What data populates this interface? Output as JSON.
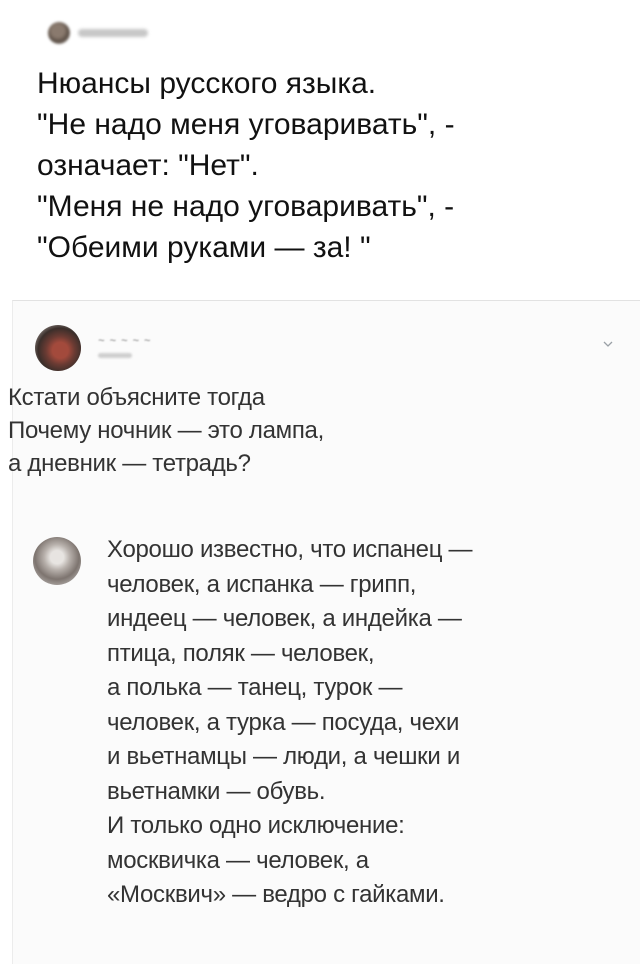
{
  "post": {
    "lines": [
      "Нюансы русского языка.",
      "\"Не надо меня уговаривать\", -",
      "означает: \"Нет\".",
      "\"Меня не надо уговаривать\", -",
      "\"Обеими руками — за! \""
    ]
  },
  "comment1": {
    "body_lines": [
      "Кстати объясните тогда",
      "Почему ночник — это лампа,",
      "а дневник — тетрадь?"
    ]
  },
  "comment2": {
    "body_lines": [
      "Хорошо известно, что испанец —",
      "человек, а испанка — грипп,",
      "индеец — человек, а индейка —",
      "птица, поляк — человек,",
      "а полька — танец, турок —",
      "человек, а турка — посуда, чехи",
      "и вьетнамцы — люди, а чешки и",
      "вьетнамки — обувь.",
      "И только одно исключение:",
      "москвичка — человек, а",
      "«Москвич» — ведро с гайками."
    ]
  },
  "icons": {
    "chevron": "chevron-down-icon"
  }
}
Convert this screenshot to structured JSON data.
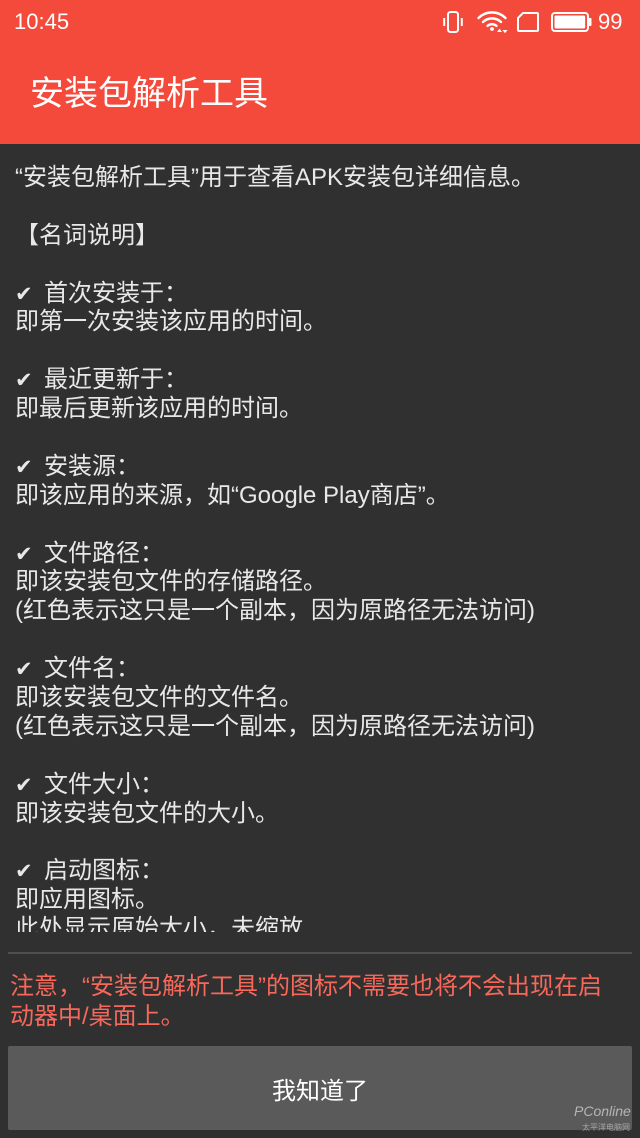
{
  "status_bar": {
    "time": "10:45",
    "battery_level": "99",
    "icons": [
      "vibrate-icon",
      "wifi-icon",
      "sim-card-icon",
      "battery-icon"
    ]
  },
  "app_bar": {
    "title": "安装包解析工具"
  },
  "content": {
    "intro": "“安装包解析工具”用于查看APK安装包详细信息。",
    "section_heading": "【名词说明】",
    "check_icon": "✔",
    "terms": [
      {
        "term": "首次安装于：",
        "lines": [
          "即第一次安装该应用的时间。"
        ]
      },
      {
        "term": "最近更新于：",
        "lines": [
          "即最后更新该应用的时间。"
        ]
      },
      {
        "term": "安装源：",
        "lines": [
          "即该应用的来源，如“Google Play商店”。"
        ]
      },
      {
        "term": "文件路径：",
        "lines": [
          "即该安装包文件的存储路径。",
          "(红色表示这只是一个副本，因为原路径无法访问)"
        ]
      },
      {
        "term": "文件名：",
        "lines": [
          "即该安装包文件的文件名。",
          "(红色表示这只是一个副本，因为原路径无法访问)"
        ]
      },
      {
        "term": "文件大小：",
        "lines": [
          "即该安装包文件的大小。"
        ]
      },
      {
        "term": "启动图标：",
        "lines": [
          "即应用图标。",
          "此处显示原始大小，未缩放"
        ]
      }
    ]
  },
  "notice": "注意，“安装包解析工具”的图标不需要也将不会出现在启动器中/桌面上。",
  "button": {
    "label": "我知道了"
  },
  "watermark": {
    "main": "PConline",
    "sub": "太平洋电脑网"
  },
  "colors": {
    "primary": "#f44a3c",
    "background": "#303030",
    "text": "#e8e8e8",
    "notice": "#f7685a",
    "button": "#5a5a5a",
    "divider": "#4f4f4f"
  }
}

┄┄┄┄┄┄┄┄┄┄

DIRECTIVE
Every entry should be returned exactly as written, minus the pictures.

REPLY TO THE EXERCISE
What data populates this interface? Output as JSON.
{
  "post": {
    "lines": [
      "Нюансы русского языка.",
      "\"Не надо меня уговаривать\", -",
      "означает: \"Нет\".",
      "\"Меня не надо уговаривать\", -",
      "\"Обеими руками — за! \""
    ]
  },
  "comment1": {
    "body_lines": [
      "Кстати объясните тогда",
      "Почему ночник — это лампа,",
      "а дневник — тетрадь?"
    ]
  },
  "comment2": {
    "body_lines": [
      "Хорошо известно, что испанец —",
      "человек, а испанка — грипп,",
      "индеец — человек, а индейка —",
      "птица, поляк — человек,",
      "а полька — танец, турок —",
      "человек, а турка — посуда, чехи",
      "и вьетнамцы — люди, а чешки и",
      "вьетнамки — обувь.",
      "И только одно исключение:",
      "москвичка — человек, а",
      "«Москвич» — ведро с гайками."
    ]
  },
  "icons": {
    "chevron": "chevron-down-icon"
  }
}
Convert this screenshot to structured JSON data.
{
  "status_bar": {
    "time": "10:45",
    "battery_level": "99",
    "icons": [
      "vibrate-icon",
      "wifi-icon",
      "sim-card-icon",
      "battery-icon"
    ]
  },
  "app_bar": {
    "title": "安装包解析工具"
  },
  "content": {
    "intro": "“安装包解析工具”用于查看APK安装包详细信息。",
    "section_heading": "【名词说明】",
    "check_icon": "✔",
    "terms": [
      {
        "term": "首次安装于：",
        "lines": [
          "即第一次安装该应用的时间。"
        ]
      },
      {
        "term": "最近更新于：",
        "lines": [
          "即最后更新该应用的时间。"
        ]
      },
      {
        "term": "安装源：",
        "lines": [
          "即该应用的来源，如“Google Play商店”。"
        ]
      },
      {
        "term": "文件路径：",
        "lines": [
          "即该安装包文件的存储路径。",
          "(红色表示这只是一个副本，因为原路径无法访问)"
        ]
      },
      {
        "term": "文件名：",
        "lines": [
          "即该安装包文件的文件名。",
          "(红色表示这只是一个副本，因为原路径无法访问)"
        ]
      },
      {
        "term": "文件大小：",
        "lines": [
          "即该安装包文件的大小。"
        ]
      },
      {
        "term": "启动图标：",
        "lines": [
          "即应用图标。",
          "此处显示原始大小，未缩放"
        ]
      }
    ]
  },
  "notice": "注意，“安装包解析工具”的图标不需要也将不会出现在启动器中/桌面上。",
  "button": {
    "label": "我知道了"
  },
  "watermark": {
    "main": "PConline",
    "sub": "太平洋电脑网"
  },
  "colors": {
    "primary": "#f44a3c",
    "background": "#303030",
    "text": "#e8e8e8",
    "notice": "#f7685a",
    "button": "#5a5a5a",
    "divider": "#4f4f4f"
  }
}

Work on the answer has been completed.